Give only the count of lines containing "Blvd".
>> start Records supplied
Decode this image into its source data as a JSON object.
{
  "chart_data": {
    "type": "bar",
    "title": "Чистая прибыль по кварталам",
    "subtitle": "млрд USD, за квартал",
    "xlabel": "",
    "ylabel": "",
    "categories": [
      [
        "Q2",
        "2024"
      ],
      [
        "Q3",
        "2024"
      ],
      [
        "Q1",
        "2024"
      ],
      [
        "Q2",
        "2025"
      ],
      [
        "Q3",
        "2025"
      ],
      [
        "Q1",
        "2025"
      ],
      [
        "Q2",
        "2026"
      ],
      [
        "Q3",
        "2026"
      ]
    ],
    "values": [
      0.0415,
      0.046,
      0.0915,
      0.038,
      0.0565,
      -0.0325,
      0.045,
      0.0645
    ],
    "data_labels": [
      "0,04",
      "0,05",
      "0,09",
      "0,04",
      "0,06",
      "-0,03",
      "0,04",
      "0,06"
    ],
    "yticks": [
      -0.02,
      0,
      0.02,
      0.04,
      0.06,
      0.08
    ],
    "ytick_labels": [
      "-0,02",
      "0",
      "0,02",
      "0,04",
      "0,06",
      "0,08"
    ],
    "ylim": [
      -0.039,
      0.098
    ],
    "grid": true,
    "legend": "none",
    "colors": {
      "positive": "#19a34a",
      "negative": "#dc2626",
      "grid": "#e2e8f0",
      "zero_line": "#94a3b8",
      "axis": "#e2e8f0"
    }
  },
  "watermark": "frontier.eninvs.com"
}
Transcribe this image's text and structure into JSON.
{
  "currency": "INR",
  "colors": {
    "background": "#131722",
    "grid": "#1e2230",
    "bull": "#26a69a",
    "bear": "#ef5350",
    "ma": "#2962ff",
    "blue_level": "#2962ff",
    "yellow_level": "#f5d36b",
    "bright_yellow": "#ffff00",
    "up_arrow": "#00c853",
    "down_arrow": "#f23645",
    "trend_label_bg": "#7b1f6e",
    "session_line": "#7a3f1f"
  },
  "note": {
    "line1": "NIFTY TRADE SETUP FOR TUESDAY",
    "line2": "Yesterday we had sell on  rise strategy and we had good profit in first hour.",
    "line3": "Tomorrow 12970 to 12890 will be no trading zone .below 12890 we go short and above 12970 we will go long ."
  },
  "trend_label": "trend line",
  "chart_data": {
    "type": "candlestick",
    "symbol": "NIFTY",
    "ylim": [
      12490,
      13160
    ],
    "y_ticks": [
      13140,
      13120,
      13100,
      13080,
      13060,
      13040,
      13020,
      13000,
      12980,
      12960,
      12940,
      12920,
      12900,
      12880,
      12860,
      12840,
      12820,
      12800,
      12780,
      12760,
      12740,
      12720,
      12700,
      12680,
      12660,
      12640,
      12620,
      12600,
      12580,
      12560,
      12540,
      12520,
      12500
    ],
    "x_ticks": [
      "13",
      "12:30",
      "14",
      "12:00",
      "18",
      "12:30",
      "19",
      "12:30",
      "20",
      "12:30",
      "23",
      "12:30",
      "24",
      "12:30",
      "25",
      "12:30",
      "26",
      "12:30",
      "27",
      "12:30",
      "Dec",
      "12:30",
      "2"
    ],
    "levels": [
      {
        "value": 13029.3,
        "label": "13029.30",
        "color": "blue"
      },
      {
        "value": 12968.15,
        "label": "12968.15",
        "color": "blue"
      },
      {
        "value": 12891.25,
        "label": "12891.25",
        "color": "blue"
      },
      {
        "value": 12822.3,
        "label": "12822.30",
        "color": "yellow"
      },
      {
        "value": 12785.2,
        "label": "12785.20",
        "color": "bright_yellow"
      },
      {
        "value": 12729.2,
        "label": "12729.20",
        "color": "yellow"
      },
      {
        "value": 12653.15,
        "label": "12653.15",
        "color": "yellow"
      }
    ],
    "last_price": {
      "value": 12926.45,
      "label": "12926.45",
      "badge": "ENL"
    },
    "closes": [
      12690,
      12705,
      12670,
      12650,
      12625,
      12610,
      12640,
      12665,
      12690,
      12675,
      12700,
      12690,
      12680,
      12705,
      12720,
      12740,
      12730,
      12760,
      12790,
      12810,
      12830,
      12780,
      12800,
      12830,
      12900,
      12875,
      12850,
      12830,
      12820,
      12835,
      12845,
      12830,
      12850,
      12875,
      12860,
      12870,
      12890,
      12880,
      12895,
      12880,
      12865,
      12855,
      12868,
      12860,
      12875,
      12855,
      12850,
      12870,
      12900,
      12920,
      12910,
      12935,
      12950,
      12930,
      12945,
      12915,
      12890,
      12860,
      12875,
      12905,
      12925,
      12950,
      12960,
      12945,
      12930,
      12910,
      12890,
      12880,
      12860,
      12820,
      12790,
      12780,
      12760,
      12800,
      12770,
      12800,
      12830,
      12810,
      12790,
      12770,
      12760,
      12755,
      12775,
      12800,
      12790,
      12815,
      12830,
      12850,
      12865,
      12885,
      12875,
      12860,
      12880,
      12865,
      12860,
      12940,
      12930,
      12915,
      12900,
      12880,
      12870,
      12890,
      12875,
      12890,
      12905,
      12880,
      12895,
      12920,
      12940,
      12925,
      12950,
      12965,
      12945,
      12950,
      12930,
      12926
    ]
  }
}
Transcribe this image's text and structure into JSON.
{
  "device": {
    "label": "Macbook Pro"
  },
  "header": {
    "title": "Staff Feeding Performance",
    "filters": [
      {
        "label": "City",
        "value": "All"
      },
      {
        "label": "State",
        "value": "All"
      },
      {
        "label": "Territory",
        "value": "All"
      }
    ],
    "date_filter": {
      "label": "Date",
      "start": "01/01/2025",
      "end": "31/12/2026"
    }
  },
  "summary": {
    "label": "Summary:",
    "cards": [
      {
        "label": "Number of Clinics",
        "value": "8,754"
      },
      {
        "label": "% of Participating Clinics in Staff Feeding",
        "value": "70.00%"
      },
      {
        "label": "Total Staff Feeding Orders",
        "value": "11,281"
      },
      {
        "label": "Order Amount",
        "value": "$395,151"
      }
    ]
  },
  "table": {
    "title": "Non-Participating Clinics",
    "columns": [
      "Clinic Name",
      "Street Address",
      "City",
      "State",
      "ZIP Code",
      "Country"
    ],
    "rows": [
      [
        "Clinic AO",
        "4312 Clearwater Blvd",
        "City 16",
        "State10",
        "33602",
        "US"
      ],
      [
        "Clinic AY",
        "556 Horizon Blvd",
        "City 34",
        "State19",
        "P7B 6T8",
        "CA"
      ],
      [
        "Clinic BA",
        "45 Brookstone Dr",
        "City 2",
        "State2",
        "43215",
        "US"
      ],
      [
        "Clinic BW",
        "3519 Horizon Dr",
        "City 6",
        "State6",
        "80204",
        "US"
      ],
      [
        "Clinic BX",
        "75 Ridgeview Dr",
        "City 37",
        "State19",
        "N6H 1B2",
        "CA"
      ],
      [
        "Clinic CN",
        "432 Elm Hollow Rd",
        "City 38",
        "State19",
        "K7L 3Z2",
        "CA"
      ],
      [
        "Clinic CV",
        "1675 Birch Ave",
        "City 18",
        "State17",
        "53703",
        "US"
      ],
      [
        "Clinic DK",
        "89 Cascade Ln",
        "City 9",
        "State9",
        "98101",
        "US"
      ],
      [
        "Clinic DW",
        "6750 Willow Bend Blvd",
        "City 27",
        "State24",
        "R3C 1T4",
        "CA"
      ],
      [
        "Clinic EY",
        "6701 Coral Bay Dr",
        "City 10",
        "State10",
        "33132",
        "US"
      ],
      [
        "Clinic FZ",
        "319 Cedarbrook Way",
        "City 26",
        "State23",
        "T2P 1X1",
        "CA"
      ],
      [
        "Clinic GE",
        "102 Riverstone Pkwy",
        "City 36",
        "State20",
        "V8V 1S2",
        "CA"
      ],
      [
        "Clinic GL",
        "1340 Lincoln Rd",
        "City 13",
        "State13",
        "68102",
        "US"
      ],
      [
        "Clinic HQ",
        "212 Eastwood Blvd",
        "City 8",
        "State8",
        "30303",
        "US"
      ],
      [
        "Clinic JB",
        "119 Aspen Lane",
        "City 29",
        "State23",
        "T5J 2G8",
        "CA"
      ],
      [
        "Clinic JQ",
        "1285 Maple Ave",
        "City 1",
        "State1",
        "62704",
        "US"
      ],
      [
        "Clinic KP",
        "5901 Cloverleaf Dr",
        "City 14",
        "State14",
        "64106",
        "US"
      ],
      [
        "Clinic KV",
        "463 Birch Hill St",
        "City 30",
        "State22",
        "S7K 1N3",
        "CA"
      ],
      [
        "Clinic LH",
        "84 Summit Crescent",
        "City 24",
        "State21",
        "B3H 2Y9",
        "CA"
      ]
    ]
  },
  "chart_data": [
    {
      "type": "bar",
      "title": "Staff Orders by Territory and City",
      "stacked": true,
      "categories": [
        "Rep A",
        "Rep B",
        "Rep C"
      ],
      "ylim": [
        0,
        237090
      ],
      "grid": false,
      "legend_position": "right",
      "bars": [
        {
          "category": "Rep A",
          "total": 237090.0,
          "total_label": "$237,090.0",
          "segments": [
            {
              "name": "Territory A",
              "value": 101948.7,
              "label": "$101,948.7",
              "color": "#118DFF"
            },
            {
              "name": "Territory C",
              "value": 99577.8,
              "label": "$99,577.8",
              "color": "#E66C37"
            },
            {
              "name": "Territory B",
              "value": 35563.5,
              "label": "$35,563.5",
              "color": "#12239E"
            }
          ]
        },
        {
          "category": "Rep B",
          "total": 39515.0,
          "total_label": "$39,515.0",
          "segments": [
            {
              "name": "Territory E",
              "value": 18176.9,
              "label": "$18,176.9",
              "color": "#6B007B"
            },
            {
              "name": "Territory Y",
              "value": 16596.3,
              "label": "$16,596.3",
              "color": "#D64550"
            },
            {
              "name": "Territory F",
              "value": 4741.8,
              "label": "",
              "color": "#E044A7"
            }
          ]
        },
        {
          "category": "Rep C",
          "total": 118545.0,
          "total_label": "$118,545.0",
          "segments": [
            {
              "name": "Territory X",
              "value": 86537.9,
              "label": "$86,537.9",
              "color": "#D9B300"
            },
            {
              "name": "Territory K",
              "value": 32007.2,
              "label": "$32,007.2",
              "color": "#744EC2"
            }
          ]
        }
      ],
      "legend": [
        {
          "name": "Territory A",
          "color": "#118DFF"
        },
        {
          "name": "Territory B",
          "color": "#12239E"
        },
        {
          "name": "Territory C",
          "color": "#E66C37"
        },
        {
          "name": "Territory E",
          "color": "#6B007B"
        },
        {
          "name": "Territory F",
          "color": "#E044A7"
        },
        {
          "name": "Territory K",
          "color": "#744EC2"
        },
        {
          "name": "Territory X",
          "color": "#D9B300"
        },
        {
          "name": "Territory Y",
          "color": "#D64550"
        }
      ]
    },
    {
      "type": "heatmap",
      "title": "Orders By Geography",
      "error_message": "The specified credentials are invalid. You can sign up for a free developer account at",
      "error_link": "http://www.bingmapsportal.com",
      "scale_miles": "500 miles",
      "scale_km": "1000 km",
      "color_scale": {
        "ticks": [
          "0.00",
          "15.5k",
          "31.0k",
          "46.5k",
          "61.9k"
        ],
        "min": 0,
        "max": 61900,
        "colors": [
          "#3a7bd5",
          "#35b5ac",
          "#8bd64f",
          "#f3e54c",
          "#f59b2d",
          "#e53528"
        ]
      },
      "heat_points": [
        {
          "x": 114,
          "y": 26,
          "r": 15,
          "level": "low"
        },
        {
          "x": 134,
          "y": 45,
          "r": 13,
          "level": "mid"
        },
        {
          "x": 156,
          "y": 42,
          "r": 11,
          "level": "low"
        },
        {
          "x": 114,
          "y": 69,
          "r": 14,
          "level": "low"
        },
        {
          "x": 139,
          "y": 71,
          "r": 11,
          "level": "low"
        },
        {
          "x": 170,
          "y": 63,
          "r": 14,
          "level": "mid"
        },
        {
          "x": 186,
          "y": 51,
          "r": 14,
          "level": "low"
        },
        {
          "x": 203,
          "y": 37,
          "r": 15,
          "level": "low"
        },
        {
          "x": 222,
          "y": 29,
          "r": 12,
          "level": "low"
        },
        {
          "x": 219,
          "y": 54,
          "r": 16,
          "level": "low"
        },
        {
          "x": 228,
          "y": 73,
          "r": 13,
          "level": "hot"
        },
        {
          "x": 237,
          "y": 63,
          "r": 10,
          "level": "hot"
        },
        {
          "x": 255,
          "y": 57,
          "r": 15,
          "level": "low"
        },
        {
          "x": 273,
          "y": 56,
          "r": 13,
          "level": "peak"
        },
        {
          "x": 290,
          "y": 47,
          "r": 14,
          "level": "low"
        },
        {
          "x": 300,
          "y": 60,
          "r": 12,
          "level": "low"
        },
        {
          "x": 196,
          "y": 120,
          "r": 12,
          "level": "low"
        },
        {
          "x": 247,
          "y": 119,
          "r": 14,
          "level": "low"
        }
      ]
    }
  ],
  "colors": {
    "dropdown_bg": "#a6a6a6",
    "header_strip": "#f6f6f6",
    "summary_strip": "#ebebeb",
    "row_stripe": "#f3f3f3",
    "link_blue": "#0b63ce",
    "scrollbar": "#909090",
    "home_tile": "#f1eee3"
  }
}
>> end Records supplied
**Output of the task**. 4